* **What the task requires**: Print every one of the following lines without changing a single character.

* **Records supplied**:
··········

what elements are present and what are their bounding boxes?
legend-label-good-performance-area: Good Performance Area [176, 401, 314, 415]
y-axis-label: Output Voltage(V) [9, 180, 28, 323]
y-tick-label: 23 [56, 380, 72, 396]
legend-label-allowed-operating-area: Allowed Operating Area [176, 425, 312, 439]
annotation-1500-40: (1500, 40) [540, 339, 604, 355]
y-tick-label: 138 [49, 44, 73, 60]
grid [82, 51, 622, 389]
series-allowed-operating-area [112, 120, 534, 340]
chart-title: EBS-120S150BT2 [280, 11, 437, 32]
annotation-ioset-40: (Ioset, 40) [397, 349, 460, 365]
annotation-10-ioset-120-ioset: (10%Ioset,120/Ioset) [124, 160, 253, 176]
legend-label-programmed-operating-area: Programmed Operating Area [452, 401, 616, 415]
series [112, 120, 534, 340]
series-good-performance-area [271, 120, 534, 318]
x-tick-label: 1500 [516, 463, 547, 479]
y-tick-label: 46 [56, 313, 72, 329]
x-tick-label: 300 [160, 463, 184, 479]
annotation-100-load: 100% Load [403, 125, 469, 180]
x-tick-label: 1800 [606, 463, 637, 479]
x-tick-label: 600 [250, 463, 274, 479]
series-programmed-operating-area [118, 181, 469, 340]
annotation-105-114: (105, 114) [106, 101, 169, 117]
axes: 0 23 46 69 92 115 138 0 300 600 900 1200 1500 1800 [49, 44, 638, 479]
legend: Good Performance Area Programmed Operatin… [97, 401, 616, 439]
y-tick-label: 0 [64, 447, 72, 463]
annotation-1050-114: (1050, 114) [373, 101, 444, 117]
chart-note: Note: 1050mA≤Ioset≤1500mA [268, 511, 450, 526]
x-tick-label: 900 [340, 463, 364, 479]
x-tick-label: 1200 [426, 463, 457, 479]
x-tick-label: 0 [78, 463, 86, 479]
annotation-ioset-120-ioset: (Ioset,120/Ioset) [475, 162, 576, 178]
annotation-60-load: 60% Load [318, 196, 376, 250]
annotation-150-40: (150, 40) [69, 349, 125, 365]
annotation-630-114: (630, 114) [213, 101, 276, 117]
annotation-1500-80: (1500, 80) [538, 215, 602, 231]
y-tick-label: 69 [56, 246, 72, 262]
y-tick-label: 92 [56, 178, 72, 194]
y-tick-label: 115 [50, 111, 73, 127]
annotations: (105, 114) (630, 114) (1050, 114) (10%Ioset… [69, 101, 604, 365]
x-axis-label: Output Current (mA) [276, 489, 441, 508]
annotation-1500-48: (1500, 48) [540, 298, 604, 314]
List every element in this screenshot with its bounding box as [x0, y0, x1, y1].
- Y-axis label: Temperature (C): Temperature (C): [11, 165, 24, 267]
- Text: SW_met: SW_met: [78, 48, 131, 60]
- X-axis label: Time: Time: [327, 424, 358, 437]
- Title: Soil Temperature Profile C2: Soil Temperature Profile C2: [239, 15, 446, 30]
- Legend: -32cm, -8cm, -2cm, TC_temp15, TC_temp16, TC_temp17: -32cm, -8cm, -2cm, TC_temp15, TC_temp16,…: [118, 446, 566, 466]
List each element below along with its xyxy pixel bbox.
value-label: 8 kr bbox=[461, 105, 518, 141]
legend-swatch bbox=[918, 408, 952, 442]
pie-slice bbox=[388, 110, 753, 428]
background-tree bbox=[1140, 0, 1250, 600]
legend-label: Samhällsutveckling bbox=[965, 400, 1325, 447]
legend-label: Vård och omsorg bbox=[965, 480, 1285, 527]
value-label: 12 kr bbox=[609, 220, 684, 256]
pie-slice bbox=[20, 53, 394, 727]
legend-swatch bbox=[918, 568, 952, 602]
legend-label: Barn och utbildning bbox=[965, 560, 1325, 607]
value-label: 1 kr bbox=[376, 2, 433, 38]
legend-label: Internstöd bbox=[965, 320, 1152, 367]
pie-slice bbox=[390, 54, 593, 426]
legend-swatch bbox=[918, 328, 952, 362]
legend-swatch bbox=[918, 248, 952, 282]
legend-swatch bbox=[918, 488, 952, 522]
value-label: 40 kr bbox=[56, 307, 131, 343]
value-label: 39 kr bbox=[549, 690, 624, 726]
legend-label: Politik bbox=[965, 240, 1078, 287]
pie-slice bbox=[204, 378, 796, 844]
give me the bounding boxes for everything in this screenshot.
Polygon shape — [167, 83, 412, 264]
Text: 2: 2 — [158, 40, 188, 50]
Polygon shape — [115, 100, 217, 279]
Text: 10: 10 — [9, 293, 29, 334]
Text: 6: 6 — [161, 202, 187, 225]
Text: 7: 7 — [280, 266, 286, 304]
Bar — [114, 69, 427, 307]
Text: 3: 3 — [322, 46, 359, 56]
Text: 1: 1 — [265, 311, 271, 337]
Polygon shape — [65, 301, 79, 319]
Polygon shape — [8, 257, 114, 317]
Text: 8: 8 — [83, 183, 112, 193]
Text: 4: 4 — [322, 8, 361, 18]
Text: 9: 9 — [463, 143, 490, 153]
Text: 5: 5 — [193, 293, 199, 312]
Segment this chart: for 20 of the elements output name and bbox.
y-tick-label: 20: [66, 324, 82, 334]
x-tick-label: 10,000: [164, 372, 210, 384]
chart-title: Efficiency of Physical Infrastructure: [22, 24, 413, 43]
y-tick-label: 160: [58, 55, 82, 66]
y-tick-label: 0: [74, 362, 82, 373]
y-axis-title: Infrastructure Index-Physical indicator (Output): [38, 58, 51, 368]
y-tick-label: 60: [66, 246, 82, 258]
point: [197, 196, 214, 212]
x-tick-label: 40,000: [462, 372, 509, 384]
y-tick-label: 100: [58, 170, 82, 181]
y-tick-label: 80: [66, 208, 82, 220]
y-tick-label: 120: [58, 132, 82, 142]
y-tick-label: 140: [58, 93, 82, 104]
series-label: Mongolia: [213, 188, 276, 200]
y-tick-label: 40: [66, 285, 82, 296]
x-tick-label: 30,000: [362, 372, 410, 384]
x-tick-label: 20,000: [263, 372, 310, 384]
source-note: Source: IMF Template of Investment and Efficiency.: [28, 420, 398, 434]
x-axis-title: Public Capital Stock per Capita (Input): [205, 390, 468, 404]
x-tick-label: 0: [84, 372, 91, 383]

··········

* **Expected output**:
what elements are present and what are their bounding boxes?
legend-label-good-performance-area: Good Performance Area [176, 401, 314, 415]
y-axis-label: Output Voltage(V) [9, 180, 28, 323]
y-tick-label: 23 [56, 380, 72, 396]
legend-label-allowed-operating-area: Allowed Operating Area [176, 425, 312, 439]
annotation-1500-40: (1500, 40) [540, 339, 604, 355]
y-tick-label: 138 [49, 44, 73, 60]
grid [82, 51, 622, 389]
series-allowed-operating-area [112, 120, 534, 340]
chart-title: EBS-120S150BT2 [280, 11, 437, 32]
annotation-ioset-40: (Ioset, 40) [397, 349, 460, 365]
annotation-10-ioset-120-ioset: (10%Ioset,120/Ioset) [124, 160, 253, 176]
legend-label-programmed-operating-area: Programmed Operating Area [452, 401, 616, 415]
series [112, 120, 534, 340]
series-good-performance-area [271, 120, 534, 318]
x-tick-label: 1500 [516, 463, 547, 479]
y-tick-label: 46 [56, 313, 72, 329]
x-tick-label: 300 [160, 463, 184, 479]
annotation-100-load: 100% Load [403, 125, 469, 180]
x-tick-label: 1800 [606, 463, 637, 479]
x-tick-label: 600 [250, 463, 274, 479]
series-programmed-operating-area [118, 181, 469, 340]
annotation-105-114: (105, 114) [106, 101, 169, 117]
axes: 0 23 46 69 92 115 138 0 300 600 900 1200 1500 1800 [49, 44, 638, 479]
legend: Good Performance Area Programmed Operatin… [97, 401, 616, 439]
y-tick-label: 0 [64, 447, 72, 463]
annotation-1050-114: (1050, 114) [373, 101, 444, 117]
chart-note: Note: 1050mA≤Ioset≤1500mA [268, 511, 450, 526]
x-tick-label: 900 [340, 463, 364, 479]
x-tick-label: 1200 [426, 463, 457, 479]
x-tick-label: 0 [78, 463, 86, 479]
annotation-ioset-120-ioset: (Ioset,120/Ioset) [475, 162, 576, 178]
annotation-60-load: 60% Load [318, 196, 376, 250]
annotation-150-40: (150, 40) [69, 349, 125, 365]
annotation-630-114: (630, 114) [213, 101, 276, 117]
annotation-1500-80: (1500, 80) [538, 215, 602, 231]
y-tick-label: 69 [56, 246, 72, 262]
y-tick-label: 92 [56, 178, 72, 194]
y-tick-label: 115 [50, 111, 73, 127]
annotations: (105, 114) (630, 114) (1050, 114) (10%Ioset… [69, 101, 604, 365]
x-axis-label: Output Current (mA) [276, 489, 441, 508]
annotation-1500-48: (1500, 48) [540, 298, 604, 314]
List every element in this screenshot with its bounding box as [x0, y0, x1, y1].
- Y-axis label: Temperature (C): Temperature (C): [11, 165, 24, 267]
- Text: SW_met: SW_met: [78, 48, 131, 60]
- X-axis label: Time: Time: [327, 424, 358, 437]
- Title: Soil Temperature Profile C2: Soil Temperature Profile C2: [239, 15, 446, 30]
- Legend: -32cm, -8cm, -2cm, TC_temp15, TC_temp16, TC_temp17: -32cm, -8cm, -2cm, TC_temp15, TC_temp16,…: [118, 446, 566, 466]
List each element below along with its xyxy pixel bbox.
value-label: 8 kr bbox=[461, 105, 518, 141]
legend-swatch bbox=[918, 408, 952, 442]
pie-slice bbox=[388, 110, 753, 428]
background-tree bbox=[1140, 0, 1250, 600]
legend-label: Samhällsutveckling bbox=[965, 400, 1325, 447]
legend-label: Vård och omsorg bbox=[965, 480, 1285, 527]
value-label: 12 kr bbox=[609, 220, 684, 256]
pie-slice bbox=[20, 53, 394, 727]
legend-swatch bbox=[918, 568, 952, 602]
legend-label: Barn och utbildning bbox=[965, 560, 1325, 607]
value-label: 1 kr bbox=[376, 2, 433, 38]
legend-label: Internstöd bbox=[965, 320, 1152, 367]
pie-slice bbox=[390, 54, 593, 426]
legend-swatch bbox=[918, 328, 952, 362]
legend-swatch bbox=[918, 248, 952, 282]
legend-swatch bbox=[918, 488, 952, 522]
value-label: 40 kr bbox=[56, 307, 131, 343]
value-label: 39 kr bbox=[549, 690, 624, 726]
legend-label: Politik bbox=[965, 240, 1078, 287]
pie-slice bbox=[204, 378, 796, 844]
give me the bounding boxes for everything in this screenshot.
Polygon shape — [167, 83, 412, 264]
Text: 2: 2 — [158, 40, 188, 50]
Polygon shape — [115, 100, 217, 279]
Text: 10: 10 — [9, 293, 29, 334]
Text: 6: 6 — [161, 202, 187, 225]
Text: 7: 7 — [280, 266, 286, 304]
Bar — [114, 69, 427, 307]
Text: 3: 3 — [322, 46, 359, 56]
Text: 1: 1 — [265, 311, 271, 337]
Polygon shape — [65, 301, 79, 319]
Polygon shape — [8, 257, 114, 317]
Text: 8: 8 — [83, 183, 112, 193]
Text: 4: 4 — [322, 8, 361, 18]
Text: 9: 9 — [463, 143, 490, 153]
Text: 5: 5 — [193, 293, 199, 312]
Segment this chart: for 20 of the elements output name and bbox.
y-tick-label: 20: [66, 324, 82, 334]
x-tick-label: 10,000: [164, 372, 210, 384]
chart-title: Efficiency of Physical Infrastructure: [22, 24, 413, 43]
y-tick-label: 160: [58, 55, 82, 66]
y-tick-label: 0: [74, 362, 82, 373]
y-axis-title: Infrastructure Index-Physical indicator (Output): [38, 58, 51, 368]
y-tick-label: 60: [66, 246, 82, 258]
point: [197, 196, 214, 212]
x-tick-label: 40,000: [462, 372, 509, 384]
y-tick-label: 100: [58, 170, 82, 181]
y-tick-label: 80: [66, 208, 82, 220]
y-tick-label: 120: [58, 132, 82, 142]
y-tick-label: 140: [58, 93, 82, 104]
series-label: Mongolia: [213, 188, 276, 200]
y-tick-label: 40: [66, 285, 82, 296]
x-tick-label: 30,000: [362, 372, 410, 384]
x-tick-label: 20,000: [263, 372, 310, 384]
source-note: Source: IMF Template of Investment and Efficiency.: [28, 420, 398, 434]
x-axis-title: Public Capital Stock per Capita (Input): [205, 390, 468, 404]
x-tick-label: 0: [84, 372, 91, 383]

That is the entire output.